## Supplied records
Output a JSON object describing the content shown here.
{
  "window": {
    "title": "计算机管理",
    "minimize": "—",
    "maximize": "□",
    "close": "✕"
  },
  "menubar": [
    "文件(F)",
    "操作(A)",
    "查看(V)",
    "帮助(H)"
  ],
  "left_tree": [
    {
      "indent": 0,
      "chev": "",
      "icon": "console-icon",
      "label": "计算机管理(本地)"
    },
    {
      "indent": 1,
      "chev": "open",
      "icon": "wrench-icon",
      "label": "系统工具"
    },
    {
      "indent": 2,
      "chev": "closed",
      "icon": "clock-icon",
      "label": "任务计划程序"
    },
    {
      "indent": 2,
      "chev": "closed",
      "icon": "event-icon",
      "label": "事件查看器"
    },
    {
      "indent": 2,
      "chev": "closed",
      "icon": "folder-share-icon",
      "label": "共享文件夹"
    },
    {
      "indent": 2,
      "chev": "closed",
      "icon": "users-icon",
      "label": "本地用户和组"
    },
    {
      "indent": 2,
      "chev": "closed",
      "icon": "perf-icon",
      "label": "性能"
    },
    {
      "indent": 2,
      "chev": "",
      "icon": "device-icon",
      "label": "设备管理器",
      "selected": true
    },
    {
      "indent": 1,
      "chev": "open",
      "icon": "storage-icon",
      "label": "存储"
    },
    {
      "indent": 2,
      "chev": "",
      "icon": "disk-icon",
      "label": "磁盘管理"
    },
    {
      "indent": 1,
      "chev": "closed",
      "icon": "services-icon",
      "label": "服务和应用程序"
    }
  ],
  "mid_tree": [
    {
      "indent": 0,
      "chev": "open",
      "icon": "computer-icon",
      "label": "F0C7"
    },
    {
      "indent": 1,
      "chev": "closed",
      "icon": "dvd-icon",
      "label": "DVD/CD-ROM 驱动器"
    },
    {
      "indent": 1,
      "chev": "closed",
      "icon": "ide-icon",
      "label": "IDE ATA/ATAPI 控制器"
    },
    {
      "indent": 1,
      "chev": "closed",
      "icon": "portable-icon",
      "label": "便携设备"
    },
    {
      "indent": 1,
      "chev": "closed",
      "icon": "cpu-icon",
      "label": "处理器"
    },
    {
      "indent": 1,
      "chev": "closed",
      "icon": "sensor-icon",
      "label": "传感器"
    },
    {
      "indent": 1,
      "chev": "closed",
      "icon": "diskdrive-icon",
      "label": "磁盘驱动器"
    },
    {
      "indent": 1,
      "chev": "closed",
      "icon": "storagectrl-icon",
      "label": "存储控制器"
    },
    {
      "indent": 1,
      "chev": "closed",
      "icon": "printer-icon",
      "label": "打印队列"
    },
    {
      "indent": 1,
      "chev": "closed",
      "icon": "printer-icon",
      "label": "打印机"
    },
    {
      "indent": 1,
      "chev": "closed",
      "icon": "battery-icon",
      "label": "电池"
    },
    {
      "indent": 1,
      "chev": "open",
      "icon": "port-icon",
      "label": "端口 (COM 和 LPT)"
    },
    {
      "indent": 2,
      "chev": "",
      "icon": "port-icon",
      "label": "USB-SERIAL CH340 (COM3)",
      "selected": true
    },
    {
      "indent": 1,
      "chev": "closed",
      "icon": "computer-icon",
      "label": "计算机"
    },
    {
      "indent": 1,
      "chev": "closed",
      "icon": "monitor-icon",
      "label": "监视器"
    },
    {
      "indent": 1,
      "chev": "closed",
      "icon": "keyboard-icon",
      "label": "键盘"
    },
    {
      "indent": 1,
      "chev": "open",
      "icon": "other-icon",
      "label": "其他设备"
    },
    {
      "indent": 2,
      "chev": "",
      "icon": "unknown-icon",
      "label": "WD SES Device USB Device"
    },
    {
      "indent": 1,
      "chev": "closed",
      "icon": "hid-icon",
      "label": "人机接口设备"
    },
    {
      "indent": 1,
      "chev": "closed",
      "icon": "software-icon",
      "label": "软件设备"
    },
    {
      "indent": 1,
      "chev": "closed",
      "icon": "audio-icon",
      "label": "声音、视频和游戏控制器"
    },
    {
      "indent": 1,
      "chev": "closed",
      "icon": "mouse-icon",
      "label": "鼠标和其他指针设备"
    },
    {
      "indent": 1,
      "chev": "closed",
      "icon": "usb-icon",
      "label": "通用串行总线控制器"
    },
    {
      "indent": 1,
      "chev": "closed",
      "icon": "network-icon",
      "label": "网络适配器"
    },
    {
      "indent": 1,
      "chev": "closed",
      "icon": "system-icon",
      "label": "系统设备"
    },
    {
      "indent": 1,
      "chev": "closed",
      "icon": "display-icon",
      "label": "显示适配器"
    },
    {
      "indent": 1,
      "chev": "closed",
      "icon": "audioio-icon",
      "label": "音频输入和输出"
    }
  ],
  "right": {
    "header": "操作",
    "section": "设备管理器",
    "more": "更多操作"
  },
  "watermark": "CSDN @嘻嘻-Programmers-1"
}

## The exercise
Copy all the lines, exactly.

## Problem solution
Output a JSON object describing the content shown here.
{
  "window": {
    "title": "计算机管理",
    "minimize": "—",
    "maximize": "□",
    "close": "✕"
  },
  "menubar": [
    "文件(F)",
    "操作(A)",
    "查看(V)",
    "帮助(H)"
  ],
  "left_tree": [
    {
      "indent": 0,
      "chev": "",
      "icon": "console-icon",
      "label": "计算机管理(本地)"
    },
    {
      "indent": 1,
      "chev": "open",
      "icon": "wrench-icon",
      "label": "系统工具"
    },
    {
      "indent": 2,
      "chev": "closed",
      "icon": "clock-icon",
      "label": "任务计划程序"
    },
    {
      "indent": 2,
      "chev": "closed",
      "icon": "event-icon",
      "label": "事件查看器"
    },
    {
      "indent": 2,
      "chev": "closed",
      "icon": "folder-share-icon",
      "label": "共享文件夹"
    },
    {
      "indent": 2,
      "chev": "closed",
      "icon": "users-icon",
      "label": "本地用户和组"
    },
    {
      "indent": 2,
      "chev": "closed",
      "icon": "perf-icon",
      "label": "性能"
    },
    {
      "indent": 2,
      "chev": "",
      "icon": "device-icon",
      "label": "设备管理器",
      "selected": true
    },
    {
      "indent": 1,
      "chev": "open",
      "icon": "storage-icon",
      "label": "存储"
    },
    {
      "indent": 2,
      "chev": "",
      "icon": "disk-icon",
      "label": "磁盘管理"
    },
    {
      "indent": 1,
      "chev": "closed",
      "icon": "services-icon",
      "label": "服务和应用程序"
    }
  ],
  "mid_tree": [
    {
      "indent": 0,
      "chev": "open",
      "icon": "computer-icon",
      "label": "F0C7"
    },
    {
      "indent": 1,
      "chev": "closed",
      "icon": "dvd-icon",
      "label": "DVD/CD-ROM 驱动器"
    },
    {
      "indent": 1,
      "chev": "closed",
      "icon": "ide-icon",
      "label": "IDE ATA/ATAPI 控制器"
    },
    {
      "indent": 1,
      "chev": "closed",
      "icon": "portable-icon",
      "label": "便携设备"
    },
    {
      "indent": 1,
      "chev": "closed",
      "icon": "cpu-icon",
      "label": "处理器"
    },
    {
      "indent": 1,
      "chev": "closed",
      "icon": "sensor-icon",
      "label": "传感器"
    },
    {
      "indent": 1,
      "chev": "closed",
      "icon": "diskdrive-icon",
      "label": "磁盘驱动器"
    },
    {
      "indent": 1,
      "chev": "closed",
      "icon": "storagectrl-icon",
      "label": "存储控制器"
    },
    {
      "indent": 1,
      "chev": "closed",
      "icon": "printer-icon",
      "label": "打印队列"
    },
    {
      "indent": 1,
      "chev": "closed",
      "icon": "printer-icon",
      "label": "打印机"
    },
    {
      "indent": 1,
      "chev": "closed",
      "icon": "battery-icon",
      "label": "电池"
    },
    {
      "indent": 1,
      "chev": "open",
      "icon": "port-icon",
      "label": "端口 (COM 和 LPT)"
    },
    {
      "indent": 2,
      "chev": "",
      "icon": "port-icon",
      "label": "USB-SERIAL CH340 (COM3)",
      "selected": true
    },
    {
      "indent": 1,
      "chev": "closed",
      "icon": "computer-icon",
      "label": "计算机"
    },
    {
      "indent": 1,
      "chev": "closed",
      "icon": "monitor-icon",
      "label": "监视器"
    },
    {
      "indent": 1,
      "chev": "closed",
      "icon": "keyboard-icon",
      "label": "键盘"
    },
    {
      "indent": 1,
      "chev": "open",
      "icon": "other-icon",
      "label": "其他设备"
    },
    {
      "indent": 2,
      "chev": "",
      "icon": "unknown-icon",
      "label": "WD SES Device USB Device"
    },
    {
      "indent": 1,
      "chev": "closed",
      "icon": "hid-icon",
      "label": "人机接口设备"
    },
    {
      "indent": 1,
      "chev": "closed",
      "icon": "software-icon",
      "label": "软件设备"
    },
    {
      "indent": 1,
      "chev": "closed",
      "icon": "audio-icon",
      "label": "声音、视频和游戏控制器"
    },
    {
      "indent": 1,
      "chev": "closed",
      "icon": "mouse-icon",
      "label": "鼠标和其他指针设备"
    },
    {
      "indent": 1,
      "chev": "closed",
      "icon": "usb-icon",
      "label": "通用串行总线控制器"
    },
    {
      "indent": 1,
      "chev": "closed",
      "icon": "network-icon",
      "label": "网络适配器"
    },
    {
      "indent": 1,
      "chev": "closed",
      "icon": "system-icon",
      "label": "系统设备"
    },
    {
      "indent": 1,
      "chev": "closed",
      "icon": "display-icon",
      "label": "显示适配器"
    },
    {
      "indent": 1,
      "chev": "closed",
      "icon": "audioio-icon",
      "label": "音频输入和输出"
    }
  ],
  "right": {
    "header": "操作",
    "section": "设备管理器",
    "more": "更多操作"
  },
  "watermark": "CSDN @嘻嘻-Programmers-1"
}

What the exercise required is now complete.